(Excerpts from a figure dataset)
-=-=-=-=-

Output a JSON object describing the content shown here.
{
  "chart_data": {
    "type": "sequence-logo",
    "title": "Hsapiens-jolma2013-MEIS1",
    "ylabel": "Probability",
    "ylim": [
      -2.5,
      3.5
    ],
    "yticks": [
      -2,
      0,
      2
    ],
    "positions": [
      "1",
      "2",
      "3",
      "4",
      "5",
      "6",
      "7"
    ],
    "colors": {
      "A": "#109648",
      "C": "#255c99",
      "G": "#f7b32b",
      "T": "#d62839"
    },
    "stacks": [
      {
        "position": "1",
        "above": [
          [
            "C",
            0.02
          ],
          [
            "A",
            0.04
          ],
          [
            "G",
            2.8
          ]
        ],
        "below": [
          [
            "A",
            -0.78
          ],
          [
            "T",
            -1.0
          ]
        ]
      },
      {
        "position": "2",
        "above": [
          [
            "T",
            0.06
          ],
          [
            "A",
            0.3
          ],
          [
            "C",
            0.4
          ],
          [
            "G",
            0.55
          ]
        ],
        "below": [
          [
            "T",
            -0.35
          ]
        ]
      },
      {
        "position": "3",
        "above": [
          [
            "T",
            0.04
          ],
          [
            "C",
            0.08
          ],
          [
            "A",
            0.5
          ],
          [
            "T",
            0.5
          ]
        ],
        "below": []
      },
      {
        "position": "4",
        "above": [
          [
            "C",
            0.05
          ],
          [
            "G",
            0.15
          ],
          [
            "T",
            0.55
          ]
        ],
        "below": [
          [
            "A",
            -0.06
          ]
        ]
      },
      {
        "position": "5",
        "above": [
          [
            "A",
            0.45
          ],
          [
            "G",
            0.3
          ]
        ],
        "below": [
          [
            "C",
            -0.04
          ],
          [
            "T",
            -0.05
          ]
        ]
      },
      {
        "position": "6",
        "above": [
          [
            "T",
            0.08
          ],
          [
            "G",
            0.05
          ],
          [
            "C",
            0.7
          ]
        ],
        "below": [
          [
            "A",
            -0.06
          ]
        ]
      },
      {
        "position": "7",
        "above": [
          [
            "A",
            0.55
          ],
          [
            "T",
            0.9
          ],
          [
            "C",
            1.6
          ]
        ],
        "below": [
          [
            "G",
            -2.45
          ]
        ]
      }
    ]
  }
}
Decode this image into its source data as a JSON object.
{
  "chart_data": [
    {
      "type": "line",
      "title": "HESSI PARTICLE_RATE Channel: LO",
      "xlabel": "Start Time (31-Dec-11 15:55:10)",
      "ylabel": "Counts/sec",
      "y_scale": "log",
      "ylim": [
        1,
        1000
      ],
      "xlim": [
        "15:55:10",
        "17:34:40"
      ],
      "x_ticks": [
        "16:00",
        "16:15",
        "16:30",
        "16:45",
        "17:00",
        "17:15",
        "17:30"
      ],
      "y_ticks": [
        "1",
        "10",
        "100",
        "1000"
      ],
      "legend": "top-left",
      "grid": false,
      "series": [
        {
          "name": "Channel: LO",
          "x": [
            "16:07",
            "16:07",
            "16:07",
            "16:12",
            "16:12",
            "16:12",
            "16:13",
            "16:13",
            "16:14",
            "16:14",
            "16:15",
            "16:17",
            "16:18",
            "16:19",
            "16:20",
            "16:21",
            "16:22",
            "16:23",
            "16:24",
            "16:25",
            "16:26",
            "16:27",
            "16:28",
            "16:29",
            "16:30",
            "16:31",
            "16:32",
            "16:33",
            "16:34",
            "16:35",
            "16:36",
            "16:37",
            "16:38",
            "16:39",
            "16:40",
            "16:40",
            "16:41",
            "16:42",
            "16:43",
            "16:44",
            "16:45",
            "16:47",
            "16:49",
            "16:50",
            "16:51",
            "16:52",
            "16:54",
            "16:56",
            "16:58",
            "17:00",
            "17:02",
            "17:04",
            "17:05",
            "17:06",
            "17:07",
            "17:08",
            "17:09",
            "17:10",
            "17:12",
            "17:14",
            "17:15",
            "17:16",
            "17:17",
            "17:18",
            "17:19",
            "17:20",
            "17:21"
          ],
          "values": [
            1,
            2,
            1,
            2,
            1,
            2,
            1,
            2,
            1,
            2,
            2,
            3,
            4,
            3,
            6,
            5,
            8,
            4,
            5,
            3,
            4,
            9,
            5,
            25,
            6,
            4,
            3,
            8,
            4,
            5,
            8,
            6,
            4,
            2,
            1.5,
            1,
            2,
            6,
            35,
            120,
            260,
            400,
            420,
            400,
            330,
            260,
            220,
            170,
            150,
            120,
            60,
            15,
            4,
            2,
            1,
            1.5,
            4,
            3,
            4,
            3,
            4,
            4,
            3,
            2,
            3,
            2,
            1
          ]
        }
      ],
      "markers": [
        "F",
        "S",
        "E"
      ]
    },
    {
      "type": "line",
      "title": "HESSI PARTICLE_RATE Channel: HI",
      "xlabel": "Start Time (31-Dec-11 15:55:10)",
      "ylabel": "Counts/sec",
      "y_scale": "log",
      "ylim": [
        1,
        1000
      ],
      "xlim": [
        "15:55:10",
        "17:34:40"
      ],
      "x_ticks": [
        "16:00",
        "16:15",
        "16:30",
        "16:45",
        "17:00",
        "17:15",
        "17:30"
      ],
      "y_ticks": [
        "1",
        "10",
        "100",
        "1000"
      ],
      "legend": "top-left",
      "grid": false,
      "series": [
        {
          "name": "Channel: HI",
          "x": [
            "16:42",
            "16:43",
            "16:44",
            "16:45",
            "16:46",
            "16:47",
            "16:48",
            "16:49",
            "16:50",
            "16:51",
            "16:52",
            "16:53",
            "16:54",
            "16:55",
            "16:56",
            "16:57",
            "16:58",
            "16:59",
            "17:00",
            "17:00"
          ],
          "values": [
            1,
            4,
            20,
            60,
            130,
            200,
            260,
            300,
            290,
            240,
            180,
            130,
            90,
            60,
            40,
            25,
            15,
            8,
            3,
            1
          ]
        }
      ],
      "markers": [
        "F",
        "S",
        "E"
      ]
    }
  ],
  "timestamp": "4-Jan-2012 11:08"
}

-=-=-=-=-

## To do
Nothing should be changed: write out all of the data as is.

## Task solution
Output a JSON object describing the content shown here.
{
  "chart_data": {
    "type": "sequence-logo",
    "title": "Hsapiens-jolma2013-MEIS1",
    "ylabel": "Probability",
    "ylim": [
      -2.5,
      3.5
    ],
    "yticks": [
      -2,
      0,
      2
    ],
    "positions": [
      "1",
      "2",
      "3",
      "4",
      "5",
      "6",
      "7"
    ],
    "colors": {
      "A": "#109648",
      "C": "#255c99",
      "G": "#f7b32b",
      "T": "#d62839"
    },
    "stacks": [
      {
        "position": "1",
        "above": [
          [
            "C",
            0.02
          ],
          [
            "A",
            0.04
          ],
          [
            "G",
            2.8
          ]
        ],
        "below": [
          [
            "A",
            -0.78
          ],
          [
            "T",
            -1.0
          ]
        ]
      },
      {
        "position": "2",
        "above": [
          [
            "T",
            0.06
          ],
          [
            "A",
            0.3
          ],
          [
            "C",
            0.4
          ],
          [
            "G",
            0.55
          ]
        ],
        "below": [
          [
            "T",
            -0.35
          ]
        ]
      },
      {
        "position": "3",
        "above": [
          [
            "T",
            0.04
          ],
          [
            "C",
            0.08
          ],
          [
            "A",
            0.5
          ],
          [
            "T",
            0.5
          ]
        ],
        "below": []
      },
      {
        "position": "4",
        "above": [
          [
            "C",
            0.05
          ],
          [
            "G",
            0.15
          ],
          [
            "T",
            0.55
          ]
        ],
        "below": [
          [
            "A",
            -0.06
          ]
        ]
      },
      {
        "position": "5",
        "above": [
          [
            "A",
            0.45
          ],
          [
            "G",
            0.3
          ]
        ],
        "below": [
          [
            "C",
            -0.04
          ],
          [
            "T",
            -0.05
          ]
        ]
      },
      {
        "position": "6",
        "above": [
          [
            "T",
            0.08
          ],
          [
            "G",
            0.05
          ],
          [
            "C",
            0.7
          ]
        ],
        "below": [
          [
            "A",
            -0.06
          ]
        ]
      },
      {
        "position": "7",
        "above": [
          [
            "A",
            0.55
          ],
          [
            "T",
            0.9
          ],
          [
            "C",
            1.6
          ]
        ],
        "below": [
          [
            "G",
            -2.45
          ]
        ]
      }
    ]
  }
}
Decode this image into its source data as a JSON object.
{
  "chart_data": [
    {
      "type": "line",
      "title": "HESSI PARTICLE_RATE Channel: LO",
      "xlabel": "Start Time (31-Dec-11 15:55:10)",
      "ylabel": "Counts/sec",
      "y_scale": "log",
      "ylim": [
        1,
        1000
      ],
      "xlim": [
        "15:55:10",
        "17:34:40"
      ],
      "x_ticks": [
        "16:00",
        "16:15",
        "16:30",
        "16:45",
        "17:00",
        "17:15",
        "17:30"
      ],
      "y_ticks": [
        "1",
        "10",
        "100",
        "1000"
      ],
      "legend": "top-left",
      "grid": false,
      "series": [
        {
          "name": "Channel: LO",
          "x": [
            "16:07",
            "16:07",
            "16:07",
            "16:12",
            "16:12",
            "16:12",
            "16:13",
            "16:13",
            "16:14",
            "16:14",
            "16:15",
            "16:17",
            "16:18",
            "16:19",
            "16:20",
            "16:21",
            "16:22",
            "16:23",
            "16:24",
            "16:25",
            "16:26",
            "16:27",
            "16:28",
            "16:29",
            "16:30",
            "16:31",
            "16:32",
            "16:33",
            "16:34",
            "16:35",
            "16:36",
            "16:37",
            "16:38",
            "16:39",
            "16:40",
            "16:40",
            "16:41",
            "16:42",
            "16:43",
            "16:44",
            "16:45",
            "16:47",
            "16:49",
            "16:50",
            "16:51",
            "16:52",
            "16:54",
            "16:56",
            "16:58",
            "17:00",
            "17:02",
            "17:04",
            "17:05",
            "17:06",
            "17:07",
            "17:08",
            "17:09",
            "17:10",
            "17:12",
            "17:14",
            "17:15",
            "17:16",
            "17:17",
            "17:18",
            "17:19",
            "17:20",
            "17:21"
          ],
          "values": [
            1,
            2,
            1,
            2,
            1,
            2,
            1,
            2,
            1,
            2,
            2,
            3,
            4,
            3,
            6,
            5,
            8,
            4,
            5,
            3,
            4,
            9,
            5,
            25,
            6,
            4,
            3,
            8,
            4,
            5,
            8,
            6,
            4,
            2,
            1.5,
            1,
            2,
            6,
            35,
            120,
            260,
            400,
            420,
            400,
            330,
            260,
            220,
            170,
            150,
            120,
            60,
            15,
            4,
            2,
            1,
            1.5,
            4,
            3,
            4,
            3,
            4,
            4,
            3,
            2,
            3,
            2,
            1
          ]
        }
      ],
      "markers": [
        "F",
        "S",
        "E"
      ]
    },
    {
      "type": "line",
      "title": "HESSI PARTICLE_RATE Channel: HI",
      "xlabel": "Start Time (31-Dec-11 15:55:10)",
      "ylabel": "Counts/sec",
      "y_scale": "log",
      "ylim": [
        1,
        1000
      ],
      "xlim": [
        "15:55:10",
        "17:34:40"
      ],
      "x_ticks": [
        "16:00",
        "16:15",
        "16:30",
        "16:45",
        "17:00",
        "17:15",
        "17:30"
      ],
      "y_ticks": [
        "1",
        "10",
        "100",
        "1000"
      ],
      "legend": "top-left",
      "grid": false,
      "series": [
        {
          "name": "Channel: HI",
          "x": [
            "16:42",
            "16:43",
            "16:44",
            "16:45",
            "16:46",
            "16:47",
            "16:48",
            "16:49",
            "16:50",
            "16:51",
            "16:52",
            "16:53",
            "16:54",
            "16:55",
            "16:56",
            "16:57",
            "16:58",
            "16:59",
            "17:00",
            "17:00"
          ],
          "values": [
            1,
            4,
            20,
            60,
            130,
            200,
            260,
            300,
            290,
            240,
            180,
            130,
            90,
            60,
            40,
            25,
            15,
            8,
            3,
            1
          ]
        }
      ],
      "markers": [
        "F",
        "S",
        "E"
      ]
    }
  ],
  "timestamp": "4-Jan-2012 11:08"
}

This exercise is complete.